- _Task directions_: Scan the material that follows. Copy every line containing the word "quod".

>> Start

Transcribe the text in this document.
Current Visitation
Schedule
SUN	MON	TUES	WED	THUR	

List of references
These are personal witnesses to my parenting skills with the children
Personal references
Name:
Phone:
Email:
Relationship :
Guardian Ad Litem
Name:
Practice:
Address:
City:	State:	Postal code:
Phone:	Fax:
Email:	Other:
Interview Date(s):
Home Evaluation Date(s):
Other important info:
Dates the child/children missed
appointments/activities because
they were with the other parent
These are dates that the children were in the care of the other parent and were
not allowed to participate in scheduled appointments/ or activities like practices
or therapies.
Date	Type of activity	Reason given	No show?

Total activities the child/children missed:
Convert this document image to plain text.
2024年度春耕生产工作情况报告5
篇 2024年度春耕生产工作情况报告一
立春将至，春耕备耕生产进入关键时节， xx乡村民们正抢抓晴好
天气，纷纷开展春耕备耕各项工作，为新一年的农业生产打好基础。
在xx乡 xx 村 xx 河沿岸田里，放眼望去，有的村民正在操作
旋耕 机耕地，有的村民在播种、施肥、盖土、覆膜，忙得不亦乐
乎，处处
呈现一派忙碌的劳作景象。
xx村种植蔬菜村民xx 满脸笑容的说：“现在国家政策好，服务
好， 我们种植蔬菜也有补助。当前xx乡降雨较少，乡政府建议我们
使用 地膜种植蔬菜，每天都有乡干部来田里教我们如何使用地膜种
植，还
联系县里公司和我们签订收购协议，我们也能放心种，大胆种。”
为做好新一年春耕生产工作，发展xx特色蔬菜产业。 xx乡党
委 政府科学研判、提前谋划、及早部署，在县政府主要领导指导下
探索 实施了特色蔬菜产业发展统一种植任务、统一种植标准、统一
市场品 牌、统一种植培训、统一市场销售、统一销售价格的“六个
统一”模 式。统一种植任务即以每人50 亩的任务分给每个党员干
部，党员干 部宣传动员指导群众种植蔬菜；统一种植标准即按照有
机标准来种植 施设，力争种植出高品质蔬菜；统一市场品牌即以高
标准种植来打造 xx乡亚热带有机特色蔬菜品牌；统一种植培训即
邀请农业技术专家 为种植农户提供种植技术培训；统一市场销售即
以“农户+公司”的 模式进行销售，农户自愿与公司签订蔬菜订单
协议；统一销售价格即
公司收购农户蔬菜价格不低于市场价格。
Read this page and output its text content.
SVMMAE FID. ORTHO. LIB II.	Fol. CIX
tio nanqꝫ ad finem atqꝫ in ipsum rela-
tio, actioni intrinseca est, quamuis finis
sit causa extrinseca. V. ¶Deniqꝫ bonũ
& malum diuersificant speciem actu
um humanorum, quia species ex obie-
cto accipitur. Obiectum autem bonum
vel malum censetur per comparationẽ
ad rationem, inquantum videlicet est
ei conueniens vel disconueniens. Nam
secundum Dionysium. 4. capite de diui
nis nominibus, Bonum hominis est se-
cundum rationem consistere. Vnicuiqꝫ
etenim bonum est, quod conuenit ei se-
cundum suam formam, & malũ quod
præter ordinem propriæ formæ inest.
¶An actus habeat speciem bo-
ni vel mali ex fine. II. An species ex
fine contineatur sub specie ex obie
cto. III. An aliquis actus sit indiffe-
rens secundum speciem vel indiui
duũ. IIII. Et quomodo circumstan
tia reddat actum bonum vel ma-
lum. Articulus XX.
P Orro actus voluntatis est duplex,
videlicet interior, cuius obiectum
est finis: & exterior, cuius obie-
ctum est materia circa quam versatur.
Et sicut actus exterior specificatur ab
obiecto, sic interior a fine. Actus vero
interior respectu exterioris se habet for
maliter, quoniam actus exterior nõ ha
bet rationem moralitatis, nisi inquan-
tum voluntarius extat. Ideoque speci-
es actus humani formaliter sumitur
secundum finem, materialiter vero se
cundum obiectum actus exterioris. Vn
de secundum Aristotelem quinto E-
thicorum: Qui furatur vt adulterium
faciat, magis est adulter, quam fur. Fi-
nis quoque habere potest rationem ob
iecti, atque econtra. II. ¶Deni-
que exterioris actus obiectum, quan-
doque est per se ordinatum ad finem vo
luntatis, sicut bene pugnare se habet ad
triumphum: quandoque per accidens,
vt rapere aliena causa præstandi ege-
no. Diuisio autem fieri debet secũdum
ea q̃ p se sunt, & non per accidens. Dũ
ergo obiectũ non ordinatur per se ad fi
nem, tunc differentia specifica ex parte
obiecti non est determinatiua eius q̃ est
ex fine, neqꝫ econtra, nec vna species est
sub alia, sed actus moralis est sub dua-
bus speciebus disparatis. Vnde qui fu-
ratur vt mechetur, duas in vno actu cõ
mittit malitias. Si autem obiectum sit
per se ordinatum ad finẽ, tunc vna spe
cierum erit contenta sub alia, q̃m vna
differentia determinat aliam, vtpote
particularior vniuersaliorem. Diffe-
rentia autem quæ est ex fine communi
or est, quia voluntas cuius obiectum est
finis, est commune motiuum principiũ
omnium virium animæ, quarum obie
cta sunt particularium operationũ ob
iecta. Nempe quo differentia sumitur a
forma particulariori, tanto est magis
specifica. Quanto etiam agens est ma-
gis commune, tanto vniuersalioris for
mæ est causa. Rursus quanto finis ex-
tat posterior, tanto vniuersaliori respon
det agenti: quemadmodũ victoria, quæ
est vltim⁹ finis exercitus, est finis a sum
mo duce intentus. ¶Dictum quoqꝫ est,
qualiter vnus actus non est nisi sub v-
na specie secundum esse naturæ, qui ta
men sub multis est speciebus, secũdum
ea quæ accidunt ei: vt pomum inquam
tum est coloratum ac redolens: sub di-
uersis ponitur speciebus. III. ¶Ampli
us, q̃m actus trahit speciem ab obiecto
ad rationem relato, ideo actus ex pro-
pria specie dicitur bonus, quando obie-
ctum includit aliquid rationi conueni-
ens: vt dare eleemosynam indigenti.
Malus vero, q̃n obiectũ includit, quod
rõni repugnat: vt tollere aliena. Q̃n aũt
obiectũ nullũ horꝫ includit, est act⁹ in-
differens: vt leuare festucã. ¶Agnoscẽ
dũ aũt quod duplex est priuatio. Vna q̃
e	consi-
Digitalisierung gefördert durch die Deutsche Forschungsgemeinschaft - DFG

>> End

- _Full answer_:
etenim bonum est, quod conuenit ei se-
cundum suam formam, & malũ quod
Malus vero, q̃n obiectũ includit, quod
dũ aũt quod duplex est priuatio. Vna q̃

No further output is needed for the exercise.